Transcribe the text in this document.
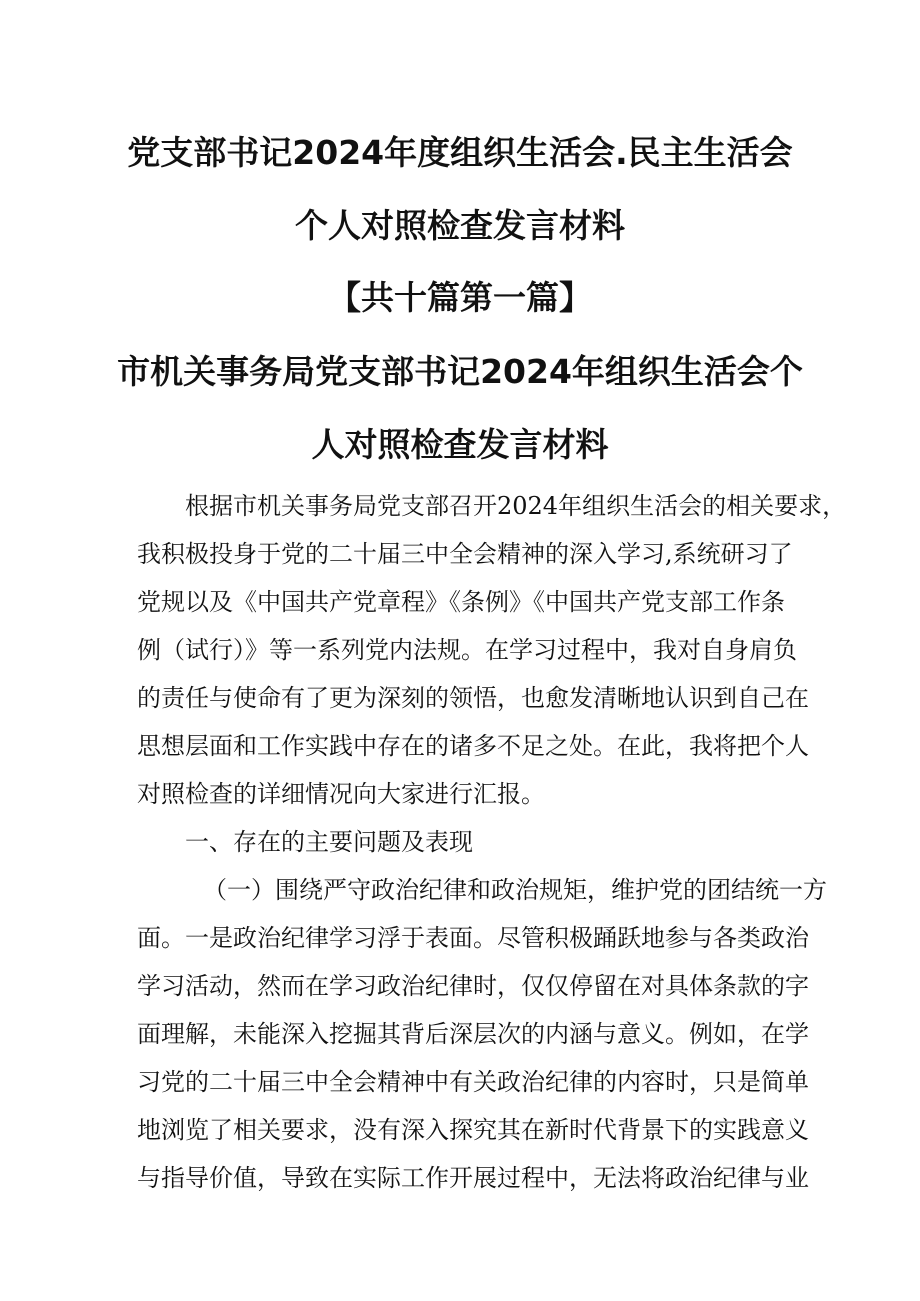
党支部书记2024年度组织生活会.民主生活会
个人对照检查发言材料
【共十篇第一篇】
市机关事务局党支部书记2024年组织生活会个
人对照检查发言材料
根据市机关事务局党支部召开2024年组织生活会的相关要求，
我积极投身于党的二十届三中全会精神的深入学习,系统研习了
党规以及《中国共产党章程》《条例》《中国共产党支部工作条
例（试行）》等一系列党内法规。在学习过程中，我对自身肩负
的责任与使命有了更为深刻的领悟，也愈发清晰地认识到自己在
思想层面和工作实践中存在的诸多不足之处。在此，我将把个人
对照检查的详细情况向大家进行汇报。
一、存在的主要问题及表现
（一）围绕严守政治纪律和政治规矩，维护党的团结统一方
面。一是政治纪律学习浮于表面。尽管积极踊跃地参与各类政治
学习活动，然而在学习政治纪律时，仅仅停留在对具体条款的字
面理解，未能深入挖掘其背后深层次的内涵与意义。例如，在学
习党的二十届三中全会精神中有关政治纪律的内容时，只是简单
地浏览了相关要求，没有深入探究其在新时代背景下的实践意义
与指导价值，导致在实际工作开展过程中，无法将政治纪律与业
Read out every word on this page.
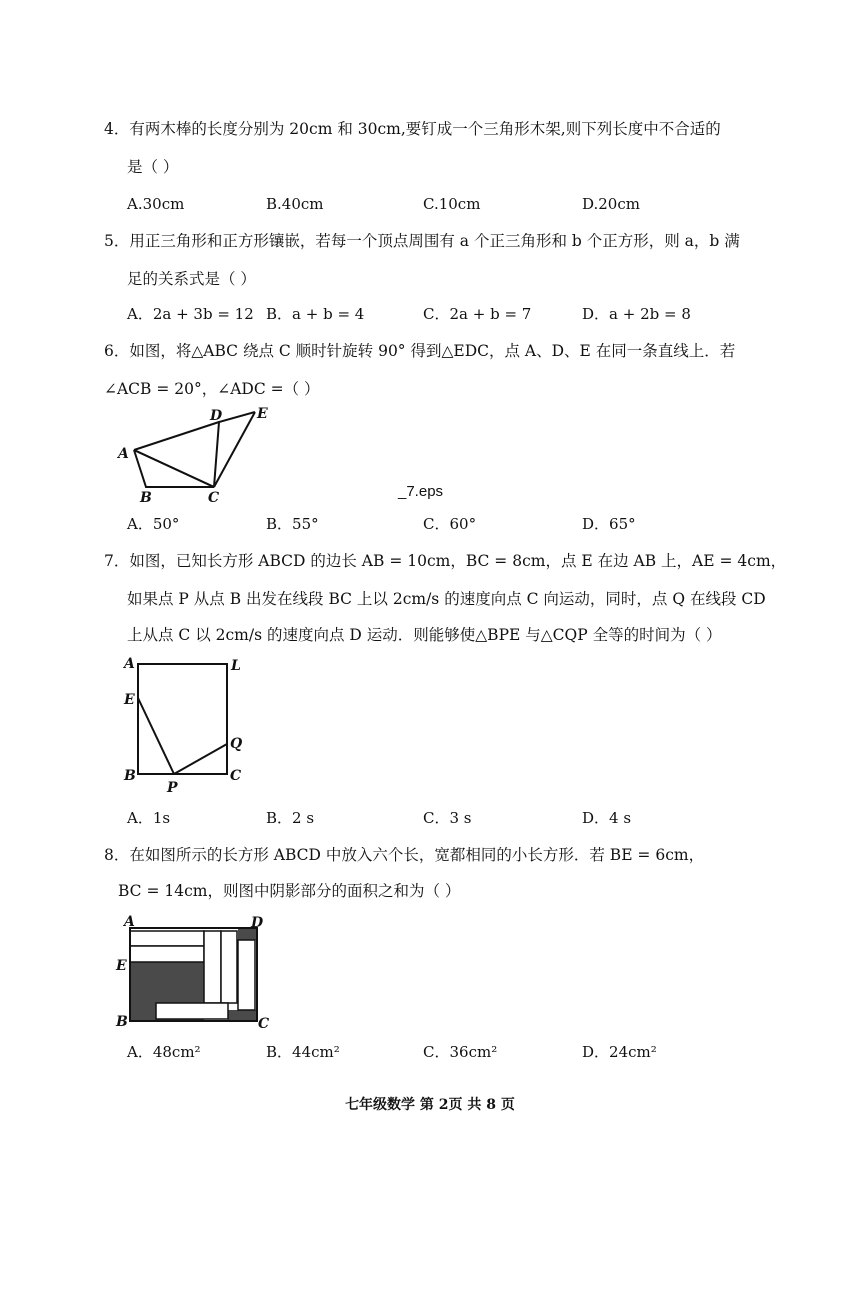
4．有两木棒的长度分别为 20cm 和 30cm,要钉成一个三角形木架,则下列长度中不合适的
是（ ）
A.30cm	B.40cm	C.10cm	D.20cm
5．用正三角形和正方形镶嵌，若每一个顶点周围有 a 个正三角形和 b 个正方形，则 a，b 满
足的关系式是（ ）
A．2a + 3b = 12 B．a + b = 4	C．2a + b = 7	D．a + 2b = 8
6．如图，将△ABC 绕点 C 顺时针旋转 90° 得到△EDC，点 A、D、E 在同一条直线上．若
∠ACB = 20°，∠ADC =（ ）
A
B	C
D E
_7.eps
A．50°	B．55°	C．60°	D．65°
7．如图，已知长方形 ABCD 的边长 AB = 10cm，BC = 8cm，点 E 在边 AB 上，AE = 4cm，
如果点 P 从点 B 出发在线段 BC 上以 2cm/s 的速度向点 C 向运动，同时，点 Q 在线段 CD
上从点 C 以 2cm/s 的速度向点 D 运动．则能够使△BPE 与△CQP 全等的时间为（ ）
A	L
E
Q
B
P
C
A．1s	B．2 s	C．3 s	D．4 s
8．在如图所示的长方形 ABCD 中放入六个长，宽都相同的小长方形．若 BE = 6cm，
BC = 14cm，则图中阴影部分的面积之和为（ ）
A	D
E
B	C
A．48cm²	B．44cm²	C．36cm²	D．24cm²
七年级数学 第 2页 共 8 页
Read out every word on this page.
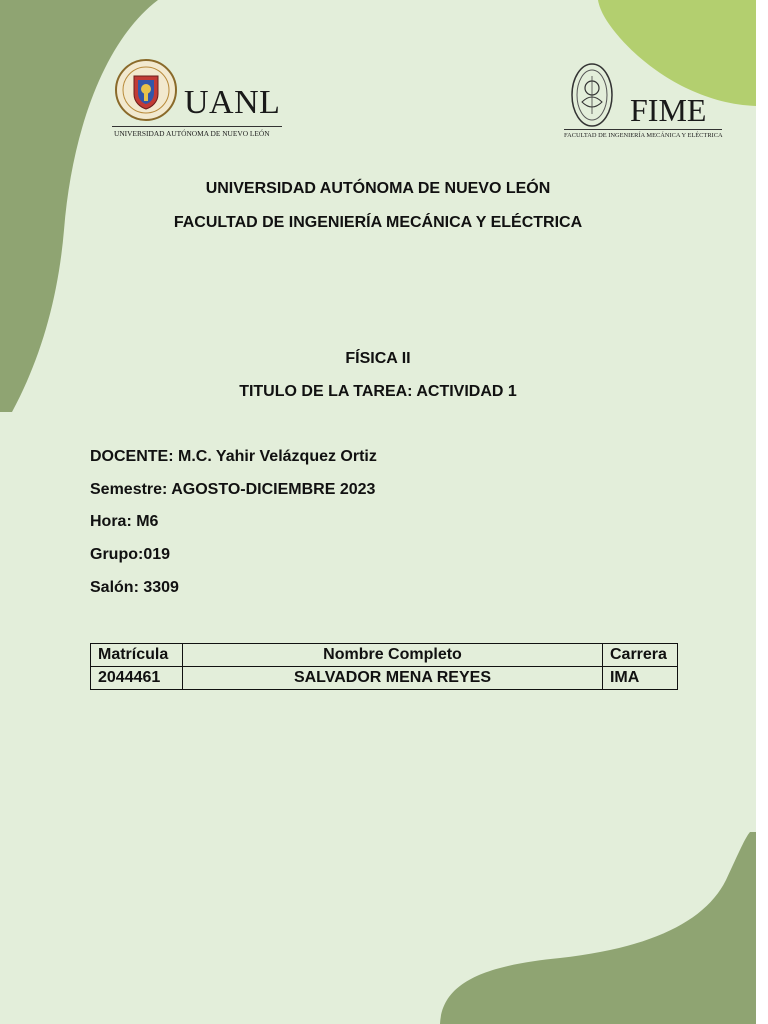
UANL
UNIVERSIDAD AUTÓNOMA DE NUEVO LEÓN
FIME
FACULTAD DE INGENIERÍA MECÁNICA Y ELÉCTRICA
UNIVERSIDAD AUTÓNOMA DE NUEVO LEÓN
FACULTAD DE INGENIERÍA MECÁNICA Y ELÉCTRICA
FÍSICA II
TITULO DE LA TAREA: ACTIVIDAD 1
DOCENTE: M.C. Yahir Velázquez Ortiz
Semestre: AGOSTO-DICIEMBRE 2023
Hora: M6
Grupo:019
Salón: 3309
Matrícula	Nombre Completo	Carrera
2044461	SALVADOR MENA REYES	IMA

================================

§ GIVEN EXERCISE:
Leave out the pictures and reproduce the rest of the listing exactly.

§ RESULT OF THIS EXERCISE:
Transcribe the text in this document.
党支部书记2024年度组织生活会.民主生活会
个人对照检查发言材料
【共十篇第一篇】
市机关事务局党支部书记2024年组织生活会个
人对照检查发言材料
根据市机关事务局党支部召开2024年组织生活会的相关要求，
我积极投身于党的二十届三中全会精神的深入学习,系统研习了
党规以及《中国共产党章程》《条例》《中国共产党支部工作条
例（试行）》等一系列党内法规。在学习过程中，我对自身肩负
的责任与使命有了更为深刻的领悟，也愈发清晰地认识到自己在
思想层面和工作实践中存在的诸多不足之处。在此，我将把个人
对照检查的详细情况向大家进行汇报。
一、存在的主要问题及表现
（一）围绕严守政治纪律和政治规矩，维护党的团结统一方
面。一是政治纪律学习浮于表面。尽管积极踊跃地参与各类政治
学习活动，然而在学习政治纪律时，仅仅停留在对具体条款的字
面理解，未能深入挖掘其背后深层次的内涵与意义。例如，在学
习党的二十届三中全会精神中有关政治纪律的内容时，只是简单
地浏览了相关要求，没有深入探究其在新时代背景下的实践意义
与指导价值，导致在实际工作开展过程中，无法将政治纪律与业
Read out every word on this page.
4．有两木棒的长度分别为 20cm 和 30cm,要钉成一个三角形木架,则下列长度中不合适的
是（ ）
A.30cm	B.40cm	C.10cm	D.20cm
5．用正三角形和正方形镶嵌，若每一个顶点周围有 a 个正三角形和 b 个正方形，则 a，b 满
足的关系式是（ ）
A．2a + 3b = 12 B．a + b = 4	C．2a + b = 7	D．a + 2b = 8
6．如图，将△ABC 绕点 C 顺时针旋转 90° 得到△EDC，点 A、D、E 在同一条直线上．若
∠ACB = 20°，∠ADC =（ ）
A
B	C
D E
_7.eps
A．50°	B．55°	C．60°	D．65°
7．如图，已知长方形 ABCD 的边长 AB = 10cm，BC = 8cm，点 E 在边 AB 上，AE = 4cm，
如果点 P 从点 B 出发在线段 BC 上以 2cm/s 的速度向点 C 向运动，同时，点 Q 在线段 CD
上从点 C 以 2cm/s 的速度向点 D 运动．则能够使△BPE 与△CQP 全等的时间为（ ）
A	L
E
Q
B
P
C
A．1s	B．2 s	C．3 s	D．4 s
8．在如图所示的长方形 ABCD 中放入六个长，宽都相同的小长方形．若 BE = 6cm，
BC = 14cm，则图中阴影部分的面积之和为（ ）
A	D
E
B	C
A．48cm²	B．44cm²	C．36cm²	D．24cm²
七年级数学 第 2页 共 8 页
Read out every word on this page.
UANL
UNIVERSIDAD AUTÓNOMA DE NUEVO LEÓN
FIME
FACULTAD DE INGENIERÍA MECÁNICA Y ELÉCTRICA
UNIVERSIDAD AUTÓNOMA DE NUEVO LEÓN
FACULTAD DE INGENIERÍA MECÁNICA Y ELÉCTRICA
FÍSICA II
TITULO DE LA TAREA: ACTIVIDAD 1
DOCENTE: M.C. Yahir Velázquez Ortiz
Semestre: AGOSTO-DICIEMBRE 2023
Hora: M6
Grupo:019
Salón: 3309
Matrícula	Nombre Completo	Carrera
2044461	SALVADOR MENA REYES	IMA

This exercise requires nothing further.